GIVEN PROBLEM: Reproduce every entry exactly as shown.

ENTRIES SUPPLIED:
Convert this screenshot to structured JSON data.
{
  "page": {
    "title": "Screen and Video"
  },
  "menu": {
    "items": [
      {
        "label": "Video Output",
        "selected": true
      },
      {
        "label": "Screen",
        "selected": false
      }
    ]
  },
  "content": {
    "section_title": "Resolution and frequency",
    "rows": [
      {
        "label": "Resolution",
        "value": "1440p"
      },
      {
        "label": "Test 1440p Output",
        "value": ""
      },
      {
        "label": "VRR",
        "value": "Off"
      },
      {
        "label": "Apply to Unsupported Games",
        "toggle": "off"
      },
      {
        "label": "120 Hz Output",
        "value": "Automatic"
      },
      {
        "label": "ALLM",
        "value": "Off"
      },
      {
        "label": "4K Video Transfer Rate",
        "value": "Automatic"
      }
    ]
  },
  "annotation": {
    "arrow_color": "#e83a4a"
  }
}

EXPECTED ANSWER:
Convert this screenshot to structured JSON data.
{
  "page": {
    "title": "Screen and Video"
  },
  "menu": {
    "items": [
      {
        "label": "Video Output",
        "selected": true
      },
      {
        "label": "Screen",
        "selected": false
      }
    ]
  },
  "content": {
    "section_title": "Resolution and frequency",
    "rows": [
      {
        "label": "Resolution",
        "value": "1440p"
      },
      {
        "label": "Test 1440p Output",
        "value": ""
      },
      {
        "label": "VRR",
        "value": "Off"
      },
      {
        "label": "Apply to Unsupported Games",
        "toggle": "off"
      },
      {
        "label": "120 Hz Output",
        "value": "Automatic"
      },
      {
        "label": "ALLM",
        "value": "Off"
      },
      {
        "label": "4K Video Transfer Rate",
        "value": "Automatic"
      }
    ]
  },
  "annotation": {
    "arrow_color": "#e83a4a"
  }
}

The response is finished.